Direction
Copy out the rows below word for word, from the first row through the line that contains "section-heading: 3.1 建筑间距", including both.

-- Begin Given entries --

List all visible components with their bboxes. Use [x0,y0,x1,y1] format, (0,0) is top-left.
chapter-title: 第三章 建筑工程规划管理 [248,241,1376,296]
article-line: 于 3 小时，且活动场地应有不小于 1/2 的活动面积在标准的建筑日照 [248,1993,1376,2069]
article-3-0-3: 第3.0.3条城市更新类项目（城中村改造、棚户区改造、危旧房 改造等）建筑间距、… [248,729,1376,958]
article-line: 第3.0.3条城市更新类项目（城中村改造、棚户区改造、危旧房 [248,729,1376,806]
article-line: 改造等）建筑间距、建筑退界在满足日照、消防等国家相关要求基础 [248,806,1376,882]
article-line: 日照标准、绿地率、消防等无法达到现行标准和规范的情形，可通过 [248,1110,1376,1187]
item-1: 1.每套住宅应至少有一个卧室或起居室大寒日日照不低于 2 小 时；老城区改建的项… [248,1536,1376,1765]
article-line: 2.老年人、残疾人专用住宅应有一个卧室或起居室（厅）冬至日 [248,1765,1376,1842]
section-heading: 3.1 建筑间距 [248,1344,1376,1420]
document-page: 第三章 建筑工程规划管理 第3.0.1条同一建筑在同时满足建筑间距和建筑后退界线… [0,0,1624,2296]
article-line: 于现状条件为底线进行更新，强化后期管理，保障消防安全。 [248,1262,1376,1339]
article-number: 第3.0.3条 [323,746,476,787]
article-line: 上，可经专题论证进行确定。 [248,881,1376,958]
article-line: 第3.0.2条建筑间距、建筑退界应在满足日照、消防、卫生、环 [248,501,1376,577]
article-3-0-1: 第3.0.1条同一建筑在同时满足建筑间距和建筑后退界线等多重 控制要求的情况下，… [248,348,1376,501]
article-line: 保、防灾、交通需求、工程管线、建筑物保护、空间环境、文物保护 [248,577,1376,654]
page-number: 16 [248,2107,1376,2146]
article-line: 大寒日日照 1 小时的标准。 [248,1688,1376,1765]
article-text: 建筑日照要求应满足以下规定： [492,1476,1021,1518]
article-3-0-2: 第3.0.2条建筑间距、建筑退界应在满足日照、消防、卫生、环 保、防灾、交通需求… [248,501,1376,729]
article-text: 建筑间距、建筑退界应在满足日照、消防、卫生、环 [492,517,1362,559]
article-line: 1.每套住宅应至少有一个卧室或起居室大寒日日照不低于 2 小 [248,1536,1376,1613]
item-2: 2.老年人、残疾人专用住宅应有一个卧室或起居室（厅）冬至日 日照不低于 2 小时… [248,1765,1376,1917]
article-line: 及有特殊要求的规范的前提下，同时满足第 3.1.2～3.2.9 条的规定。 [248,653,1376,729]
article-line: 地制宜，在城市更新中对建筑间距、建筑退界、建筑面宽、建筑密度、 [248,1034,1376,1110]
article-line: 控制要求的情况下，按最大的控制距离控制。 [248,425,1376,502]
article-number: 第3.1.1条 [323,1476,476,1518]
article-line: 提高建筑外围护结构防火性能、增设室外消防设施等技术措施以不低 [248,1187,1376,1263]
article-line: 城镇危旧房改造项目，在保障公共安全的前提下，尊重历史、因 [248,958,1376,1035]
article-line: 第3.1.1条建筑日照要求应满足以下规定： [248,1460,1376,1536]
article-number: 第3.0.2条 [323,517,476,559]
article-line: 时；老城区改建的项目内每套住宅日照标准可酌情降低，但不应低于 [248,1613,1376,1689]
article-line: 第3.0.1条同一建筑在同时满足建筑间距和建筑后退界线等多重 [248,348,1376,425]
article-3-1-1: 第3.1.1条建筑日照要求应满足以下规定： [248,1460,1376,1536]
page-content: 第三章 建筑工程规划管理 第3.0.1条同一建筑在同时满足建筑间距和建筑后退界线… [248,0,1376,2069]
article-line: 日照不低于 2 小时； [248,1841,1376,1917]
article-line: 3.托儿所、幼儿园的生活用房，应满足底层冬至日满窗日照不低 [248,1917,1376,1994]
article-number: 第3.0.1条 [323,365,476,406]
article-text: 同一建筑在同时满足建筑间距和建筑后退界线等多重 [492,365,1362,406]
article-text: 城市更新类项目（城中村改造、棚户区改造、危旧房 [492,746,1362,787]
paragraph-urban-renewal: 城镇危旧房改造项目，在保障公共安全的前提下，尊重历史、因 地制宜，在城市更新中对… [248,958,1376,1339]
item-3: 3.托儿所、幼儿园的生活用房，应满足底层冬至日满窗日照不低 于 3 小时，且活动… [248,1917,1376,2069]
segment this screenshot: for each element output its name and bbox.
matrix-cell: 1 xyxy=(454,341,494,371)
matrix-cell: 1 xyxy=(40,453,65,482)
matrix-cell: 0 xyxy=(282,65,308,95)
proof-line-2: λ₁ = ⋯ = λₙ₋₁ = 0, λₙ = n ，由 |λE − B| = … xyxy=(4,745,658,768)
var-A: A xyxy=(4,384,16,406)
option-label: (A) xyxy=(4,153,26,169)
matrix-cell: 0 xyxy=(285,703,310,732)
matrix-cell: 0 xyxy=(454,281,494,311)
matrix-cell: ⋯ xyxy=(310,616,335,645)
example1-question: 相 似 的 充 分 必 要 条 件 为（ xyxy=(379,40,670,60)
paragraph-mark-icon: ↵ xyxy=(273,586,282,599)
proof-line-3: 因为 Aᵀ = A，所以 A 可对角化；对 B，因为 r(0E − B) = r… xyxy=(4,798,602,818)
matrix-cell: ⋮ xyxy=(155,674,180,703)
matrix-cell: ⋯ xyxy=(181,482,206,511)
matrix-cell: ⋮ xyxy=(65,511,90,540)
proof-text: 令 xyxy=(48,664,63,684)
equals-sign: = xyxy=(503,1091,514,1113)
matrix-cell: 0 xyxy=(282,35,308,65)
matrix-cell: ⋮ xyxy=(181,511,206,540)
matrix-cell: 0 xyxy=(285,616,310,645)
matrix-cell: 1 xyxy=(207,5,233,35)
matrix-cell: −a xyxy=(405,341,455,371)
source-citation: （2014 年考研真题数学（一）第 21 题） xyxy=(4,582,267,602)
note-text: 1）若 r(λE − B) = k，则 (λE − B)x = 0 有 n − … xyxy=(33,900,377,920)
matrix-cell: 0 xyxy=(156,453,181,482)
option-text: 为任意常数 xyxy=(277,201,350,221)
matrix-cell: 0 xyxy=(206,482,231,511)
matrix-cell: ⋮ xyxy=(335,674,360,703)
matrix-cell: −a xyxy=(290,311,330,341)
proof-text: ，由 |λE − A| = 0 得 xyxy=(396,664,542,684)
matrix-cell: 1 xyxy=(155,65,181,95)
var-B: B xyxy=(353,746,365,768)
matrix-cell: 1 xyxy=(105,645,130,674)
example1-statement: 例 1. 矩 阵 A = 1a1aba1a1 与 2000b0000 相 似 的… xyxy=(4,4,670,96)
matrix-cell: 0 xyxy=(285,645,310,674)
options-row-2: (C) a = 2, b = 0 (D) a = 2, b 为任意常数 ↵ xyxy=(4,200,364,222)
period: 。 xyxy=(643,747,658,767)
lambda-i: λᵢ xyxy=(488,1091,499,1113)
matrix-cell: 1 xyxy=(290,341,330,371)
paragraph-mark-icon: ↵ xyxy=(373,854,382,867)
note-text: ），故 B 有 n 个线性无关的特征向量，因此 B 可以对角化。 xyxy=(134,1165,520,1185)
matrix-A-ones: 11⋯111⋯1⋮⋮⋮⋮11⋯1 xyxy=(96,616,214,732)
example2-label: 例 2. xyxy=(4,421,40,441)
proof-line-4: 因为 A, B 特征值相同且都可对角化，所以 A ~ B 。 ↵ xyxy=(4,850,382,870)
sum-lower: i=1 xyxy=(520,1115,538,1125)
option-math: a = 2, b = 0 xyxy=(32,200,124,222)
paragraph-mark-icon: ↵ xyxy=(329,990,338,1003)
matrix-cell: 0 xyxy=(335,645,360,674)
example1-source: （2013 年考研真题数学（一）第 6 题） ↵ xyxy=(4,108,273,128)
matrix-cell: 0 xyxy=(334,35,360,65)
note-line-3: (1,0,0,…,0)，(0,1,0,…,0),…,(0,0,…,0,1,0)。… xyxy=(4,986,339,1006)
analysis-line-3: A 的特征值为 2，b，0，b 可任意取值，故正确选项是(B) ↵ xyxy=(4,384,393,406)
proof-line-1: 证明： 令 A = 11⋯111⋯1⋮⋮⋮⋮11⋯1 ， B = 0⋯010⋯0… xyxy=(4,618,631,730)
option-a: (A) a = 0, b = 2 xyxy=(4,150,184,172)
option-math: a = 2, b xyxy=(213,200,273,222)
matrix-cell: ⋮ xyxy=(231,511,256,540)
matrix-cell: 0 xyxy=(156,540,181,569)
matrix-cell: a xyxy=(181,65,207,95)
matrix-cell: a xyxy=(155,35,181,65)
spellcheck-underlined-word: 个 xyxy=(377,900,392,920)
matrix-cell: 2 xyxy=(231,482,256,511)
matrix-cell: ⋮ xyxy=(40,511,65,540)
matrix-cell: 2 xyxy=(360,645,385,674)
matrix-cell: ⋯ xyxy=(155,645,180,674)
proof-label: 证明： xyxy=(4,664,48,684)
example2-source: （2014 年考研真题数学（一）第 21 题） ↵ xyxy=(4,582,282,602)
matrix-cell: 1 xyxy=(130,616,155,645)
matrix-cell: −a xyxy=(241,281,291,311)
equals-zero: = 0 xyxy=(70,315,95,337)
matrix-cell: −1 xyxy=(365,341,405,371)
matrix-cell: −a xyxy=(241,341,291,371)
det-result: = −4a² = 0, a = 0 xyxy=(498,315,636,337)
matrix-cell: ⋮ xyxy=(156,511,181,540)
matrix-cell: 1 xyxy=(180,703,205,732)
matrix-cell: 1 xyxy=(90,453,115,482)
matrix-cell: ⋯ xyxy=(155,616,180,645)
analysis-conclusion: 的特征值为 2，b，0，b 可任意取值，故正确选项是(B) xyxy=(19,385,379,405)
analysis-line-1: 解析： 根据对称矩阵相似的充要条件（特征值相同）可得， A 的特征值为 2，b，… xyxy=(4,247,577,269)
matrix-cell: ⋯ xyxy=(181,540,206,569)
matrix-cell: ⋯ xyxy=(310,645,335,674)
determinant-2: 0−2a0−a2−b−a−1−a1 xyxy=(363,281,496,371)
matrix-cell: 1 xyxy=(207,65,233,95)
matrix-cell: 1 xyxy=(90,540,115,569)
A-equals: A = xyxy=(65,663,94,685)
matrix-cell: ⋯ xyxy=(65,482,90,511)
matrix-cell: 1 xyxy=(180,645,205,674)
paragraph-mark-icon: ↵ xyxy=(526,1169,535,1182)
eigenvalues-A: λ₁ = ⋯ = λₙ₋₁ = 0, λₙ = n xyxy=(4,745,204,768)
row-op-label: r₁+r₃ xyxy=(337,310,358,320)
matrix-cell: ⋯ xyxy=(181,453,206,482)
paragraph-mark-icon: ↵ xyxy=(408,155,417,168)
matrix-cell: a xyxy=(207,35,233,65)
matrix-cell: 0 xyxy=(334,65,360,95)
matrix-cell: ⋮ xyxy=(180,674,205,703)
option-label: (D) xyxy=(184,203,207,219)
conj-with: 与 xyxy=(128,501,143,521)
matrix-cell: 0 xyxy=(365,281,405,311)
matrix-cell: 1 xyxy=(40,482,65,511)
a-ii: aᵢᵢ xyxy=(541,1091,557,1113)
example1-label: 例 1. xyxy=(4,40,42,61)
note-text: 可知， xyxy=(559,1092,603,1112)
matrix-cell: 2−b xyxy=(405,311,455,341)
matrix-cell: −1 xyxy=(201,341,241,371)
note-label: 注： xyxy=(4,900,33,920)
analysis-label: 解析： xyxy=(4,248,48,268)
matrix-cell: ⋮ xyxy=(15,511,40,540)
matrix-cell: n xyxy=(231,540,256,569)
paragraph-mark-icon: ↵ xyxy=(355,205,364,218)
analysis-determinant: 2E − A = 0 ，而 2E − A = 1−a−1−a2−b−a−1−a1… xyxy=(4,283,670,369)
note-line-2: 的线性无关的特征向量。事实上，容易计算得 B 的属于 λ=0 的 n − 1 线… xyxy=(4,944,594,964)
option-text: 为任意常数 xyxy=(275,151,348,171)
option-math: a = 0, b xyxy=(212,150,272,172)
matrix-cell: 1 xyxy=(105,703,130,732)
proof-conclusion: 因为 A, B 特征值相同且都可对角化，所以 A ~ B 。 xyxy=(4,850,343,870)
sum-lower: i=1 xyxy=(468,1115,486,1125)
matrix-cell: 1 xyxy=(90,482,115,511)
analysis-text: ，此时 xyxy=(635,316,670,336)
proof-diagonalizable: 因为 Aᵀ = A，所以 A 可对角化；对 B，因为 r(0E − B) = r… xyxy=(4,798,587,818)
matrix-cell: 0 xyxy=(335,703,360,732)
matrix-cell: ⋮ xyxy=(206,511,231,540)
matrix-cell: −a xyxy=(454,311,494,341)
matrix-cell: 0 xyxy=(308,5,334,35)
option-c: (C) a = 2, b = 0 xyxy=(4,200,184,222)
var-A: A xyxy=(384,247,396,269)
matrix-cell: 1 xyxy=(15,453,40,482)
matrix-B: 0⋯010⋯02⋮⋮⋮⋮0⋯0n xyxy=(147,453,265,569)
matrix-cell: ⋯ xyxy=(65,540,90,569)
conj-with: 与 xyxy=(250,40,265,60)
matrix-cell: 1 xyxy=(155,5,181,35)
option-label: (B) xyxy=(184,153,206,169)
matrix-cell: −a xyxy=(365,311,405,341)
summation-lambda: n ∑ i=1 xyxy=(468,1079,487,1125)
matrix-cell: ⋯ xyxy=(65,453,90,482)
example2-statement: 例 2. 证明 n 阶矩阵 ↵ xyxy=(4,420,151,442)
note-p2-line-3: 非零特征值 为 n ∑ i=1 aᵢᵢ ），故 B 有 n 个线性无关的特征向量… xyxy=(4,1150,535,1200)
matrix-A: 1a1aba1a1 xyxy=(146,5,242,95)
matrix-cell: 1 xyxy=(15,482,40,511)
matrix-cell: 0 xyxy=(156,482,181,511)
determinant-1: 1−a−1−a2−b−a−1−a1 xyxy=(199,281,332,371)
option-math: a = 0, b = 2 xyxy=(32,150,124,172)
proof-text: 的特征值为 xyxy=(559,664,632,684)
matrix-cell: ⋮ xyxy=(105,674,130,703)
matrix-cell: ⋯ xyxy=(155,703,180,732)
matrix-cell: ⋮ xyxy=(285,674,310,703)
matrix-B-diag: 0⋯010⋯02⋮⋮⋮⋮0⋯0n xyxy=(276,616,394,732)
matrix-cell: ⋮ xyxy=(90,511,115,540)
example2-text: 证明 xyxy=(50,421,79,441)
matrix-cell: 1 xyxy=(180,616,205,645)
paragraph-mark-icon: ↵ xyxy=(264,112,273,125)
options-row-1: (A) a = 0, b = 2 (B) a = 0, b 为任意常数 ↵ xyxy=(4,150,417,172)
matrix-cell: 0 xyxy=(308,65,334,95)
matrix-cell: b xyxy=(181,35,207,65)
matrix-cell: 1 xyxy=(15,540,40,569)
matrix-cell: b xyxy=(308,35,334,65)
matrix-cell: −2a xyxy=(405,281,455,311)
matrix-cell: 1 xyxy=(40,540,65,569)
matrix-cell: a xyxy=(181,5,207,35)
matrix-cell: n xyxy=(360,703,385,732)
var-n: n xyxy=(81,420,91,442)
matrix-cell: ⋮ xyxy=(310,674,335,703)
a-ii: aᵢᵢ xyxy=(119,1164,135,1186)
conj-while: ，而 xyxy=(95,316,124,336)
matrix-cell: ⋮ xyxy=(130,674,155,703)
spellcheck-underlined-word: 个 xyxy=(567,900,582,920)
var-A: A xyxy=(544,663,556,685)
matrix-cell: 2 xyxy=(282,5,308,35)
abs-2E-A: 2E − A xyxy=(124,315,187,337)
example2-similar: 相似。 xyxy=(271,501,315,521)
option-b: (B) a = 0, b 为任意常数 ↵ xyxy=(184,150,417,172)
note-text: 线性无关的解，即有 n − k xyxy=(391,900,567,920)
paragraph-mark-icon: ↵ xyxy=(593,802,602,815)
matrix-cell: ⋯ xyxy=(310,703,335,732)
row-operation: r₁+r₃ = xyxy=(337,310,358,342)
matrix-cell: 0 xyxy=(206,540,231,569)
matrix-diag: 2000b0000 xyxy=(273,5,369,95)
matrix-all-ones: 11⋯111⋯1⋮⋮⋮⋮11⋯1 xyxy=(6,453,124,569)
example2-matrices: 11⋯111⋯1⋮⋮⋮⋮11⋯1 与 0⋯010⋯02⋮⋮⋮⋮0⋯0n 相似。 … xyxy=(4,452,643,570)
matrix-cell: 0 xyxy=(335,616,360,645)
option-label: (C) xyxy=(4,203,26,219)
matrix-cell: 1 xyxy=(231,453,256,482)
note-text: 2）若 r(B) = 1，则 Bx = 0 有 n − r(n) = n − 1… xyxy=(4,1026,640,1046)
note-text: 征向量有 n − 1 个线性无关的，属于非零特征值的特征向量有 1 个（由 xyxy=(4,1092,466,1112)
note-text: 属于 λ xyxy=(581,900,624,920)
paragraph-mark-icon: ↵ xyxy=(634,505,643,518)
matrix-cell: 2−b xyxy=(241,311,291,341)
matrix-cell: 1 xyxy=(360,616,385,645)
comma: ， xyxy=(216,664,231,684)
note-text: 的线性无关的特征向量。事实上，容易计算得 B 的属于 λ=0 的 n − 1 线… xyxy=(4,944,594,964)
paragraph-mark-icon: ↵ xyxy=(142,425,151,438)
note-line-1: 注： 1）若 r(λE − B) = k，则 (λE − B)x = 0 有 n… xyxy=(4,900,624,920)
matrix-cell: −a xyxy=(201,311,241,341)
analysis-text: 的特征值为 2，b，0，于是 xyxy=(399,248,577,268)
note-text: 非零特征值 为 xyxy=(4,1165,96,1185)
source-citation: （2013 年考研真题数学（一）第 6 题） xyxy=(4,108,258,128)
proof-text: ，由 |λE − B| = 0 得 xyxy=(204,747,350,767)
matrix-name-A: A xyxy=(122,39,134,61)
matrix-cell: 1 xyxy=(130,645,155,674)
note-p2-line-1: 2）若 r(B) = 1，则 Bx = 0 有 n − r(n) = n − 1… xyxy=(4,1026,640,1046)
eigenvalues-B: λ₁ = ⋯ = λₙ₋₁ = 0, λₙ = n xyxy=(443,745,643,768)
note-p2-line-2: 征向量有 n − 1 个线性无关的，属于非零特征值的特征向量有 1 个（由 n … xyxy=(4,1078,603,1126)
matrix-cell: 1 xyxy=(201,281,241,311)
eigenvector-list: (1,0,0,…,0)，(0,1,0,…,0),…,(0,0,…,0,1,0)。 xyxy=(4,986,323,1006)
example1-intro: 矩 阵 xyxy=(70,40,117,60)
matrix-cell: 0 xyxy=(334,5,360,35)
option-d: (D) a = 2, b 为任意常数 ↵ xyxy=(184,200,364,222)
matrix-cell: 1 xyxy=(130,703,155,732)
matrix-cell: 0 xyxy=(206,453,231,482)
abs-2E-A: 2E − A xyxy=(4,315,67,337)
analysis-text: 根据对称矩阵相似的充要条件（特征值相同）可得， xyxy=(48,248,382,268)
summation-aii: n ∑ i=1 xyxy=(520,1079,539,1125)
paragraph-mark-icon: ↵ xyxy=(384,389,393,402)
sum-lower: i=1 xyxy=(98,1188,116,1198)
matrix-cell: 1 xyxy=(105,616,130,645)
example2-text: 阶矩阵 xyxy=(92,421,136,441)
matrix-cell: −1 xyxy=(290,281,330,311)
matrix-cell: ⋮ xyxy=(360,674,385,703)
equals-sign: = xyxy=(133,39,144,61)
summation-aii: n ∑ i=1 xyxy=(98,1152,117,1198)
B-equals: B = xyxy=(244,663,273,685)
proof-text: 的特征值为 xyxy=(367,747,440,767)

-- End Given entries --

Expected output
List all visible components with their bboxes. Use [x0,y0,x1,y1] format, (0,0) is top-left.
chapter-title: 第三章 建筑工程规划管理 [248,241,1376,296]
article-line: 于 3 小时，且活动场地应有不小于 1/2 的活动面积在标准的建筑日照 [248,1993,1376,2069]
article-3-0-3: 第3.0.3条城市更新类项目（城中村改造、棚户区改造、危旧房 改造等）建筑间距、… [248,729,1376,958]
article-line: 第3.0.3条城市更新类项目（城中村改造、棚户区改造、危旧房 [248,729,1376,806]
article-line: 改造等）建筑间距、建筑退界在满足日照、消防等国家相关要求基础 [248,806,1376,882]
article-line: 日照标准、绿地率、消防等无法达到现行标准和规范的情形，可通过 [248,1110,1376,1187]
item-1: 1.每套住宅应至少有一个卧室或起居室大寒日日照不低于 2 小 时；老城区改建的项… [248,1536,1376,1765]
article-line: 2.老年人、残疾人专用住宅应有一个卧室或起居室（厅）冬至日 [248,1765,1376,1842]
section-heading: 3.1 建筑间距 [248,1344,1376,1420]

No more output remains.